[Data records]
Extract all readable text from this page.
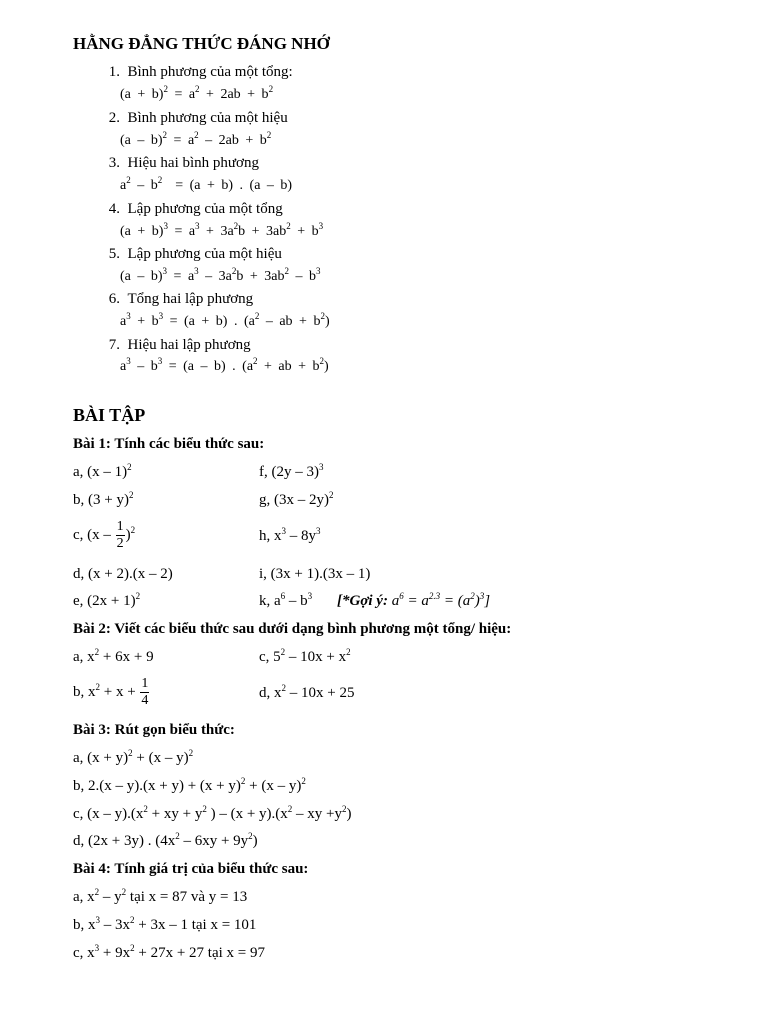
HẰNG ĐẲNG THỨC ĐÁNG NHỚ
1. Bình phương của một tổng:
$(a + b)^2 = a^2 + 2ab + b^2$
2. Bình phương của một hiệu
$(a - b)^2 = a^2 - 2ab + b^2$
3. Hiệu hai bình phương
$a^2 - b^2 = (a + b)$ . (a – b)
4. Lập phương của một tổng
$(a + b)^3 = a^3 + 3a^2b + 3ab^2 + b^3$
5. Lập phương của một hiệu
$(a - b)^3 = a^3 - 3a^2b + 3ab^2 - b^3$
6. Tổng hai lập phương
$a^3 + b^3 = (a + b)$ . ($a^2$ – ab + $b^2$)
7. Hiệu hai lập phương
$a^3 - b^3 = (a - b)$ . ($a^2$ + ab + $b^2$)
BÀI TẬP
Bài 1: Tính các biểu thức sau:
a, (x – 1)$^2$	f, (2y – 3)$^3$
b, $(3 + y)^2$	g, (3x – 2y)$^2$
c, $(x - \frac{1}{2} )^2$	h, $x^3 - 8y^3$
d, (x + 2).(x – 2)	i, (3x + 1).(3x – 1)
e, $(2x + 1)^2$	k, $a^6 - b^3$ [*Gợi ý: $a^6 = a^{2.3} = (a^2)^3$]
Bài 2: Viết các biểu thức sau dưới dạng bình phương một tổng/ hiệu:
a, $x^2 + 6x + 9$	c, $5^2 - 10x + x^2$
b, $x^2 + x + \frac{1}{4}$	d, $x^2 - 10x + 25$
Bài 3: Rút gọn biểu thức:
a, $(x + y)^2 + (x - y)^2$
b, $2.(x - y).(x + y) + (x + y)^2 + (x - y)^2$
c, $(x - y).(x^2$ + xy + $y^2$ ) – $(x + y).(x^2$ – xy $+y^2$)
d, (2x + 3y) . $(4x^2 - 6xy + 9y^2)$
Bài 4: Tính giá trị của biểu thức sau:
a, $x^2 - y^2$ tại x = 87 và y = 13
b, $x^3 - 3x^2 + 3x - 1$ tại x = 101
c, $x^3 + 9x^2 + 27x + 27$ tại x = 97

#### WHAT YOU WILL DO:
Quote all the lines above exactly as given. Do not include the pictures.

#### COMPLETE ANSWER:
Extract all readable text from this page.
HẰNG ĐẲNG THỨC ĐÁNG NHỚ
1. Bình phương của một tổng:
$(a + b)^2 = a^2 + 2ab + b^2$
2. Bình phương của một hiệu
$(a - b)^2 = a^2 - 2ab + b^2$
3. Hiệu hai bình phương
$a^2 - b^2 = (a + b)$ . (a – b)
4. Lập phương của một tổng
$(a + b)^3 = a^3 + 3a^2b + 3ab^2 + b^3$
5. Lập phương của một hiệu
$(a - b)^3 = a^3 - 3a^2b + 3ab^2 - b^3$
6. Tổng hai lập phương
$a^3 + b^3 = (a + b)$ . ($a^2$ – ab + $b^2$)
7. Hiệu hai lập phương
$a^3 - b^3 = (a - b)$ . ($a^2$ + ab + $b^2$)
BÀI TẬP
Bài 1: Tính các biểu thức sau:
a, (x – 1)$^2$	f, (2y – 3)$^3$
b, $(3 + y)^2$	g, (3x – 2y)$^2$
c, $(x - \frac{1}{2} )^2$	h, $x^3 - 8y^3$
d, (x + 2).(x – 2)	i, (3x + 1).(3x – 1)
e, $(2x + 1)^2$	k, $a^6 - b^3$ [*Gợi ý: $a^6 = a^{2.3} = (a^2)^3$]
Bài 2: Viết các biểu thức sau dưới dạng bình phương một tổng/ hiệu:
a, $x^2 + 6x + 9$	c, $5^2 - 10x + x^2$
b, $x^2 + x + \frac{1}{4}$	d, $x^2 - 10x + 25$
Bài 3: Rút gọn biểu thức:
a, $(x + y)^2 + (x - y)^2$
b, $2.(x - y).(x + y) + (x + y)^2 + (x - y)^2$
c, $(x - y).(x^2$ + xy + $y^2$ ) – $(x + y).(x^2$ – xy $+y^2$)
d, (2x + 3y) . $(4x^2 - 6xy + 9y^2)$
Bài 4: Tính giá trị của biểu thức sau:
a, $x^2 - y^2$ tại x = 87 và y = 13
b, $x^3 - 3x^2 + 3x - 1$ tại x = 101
c, $x^3 + 9x^2 + 27x + 27$ tại x = 97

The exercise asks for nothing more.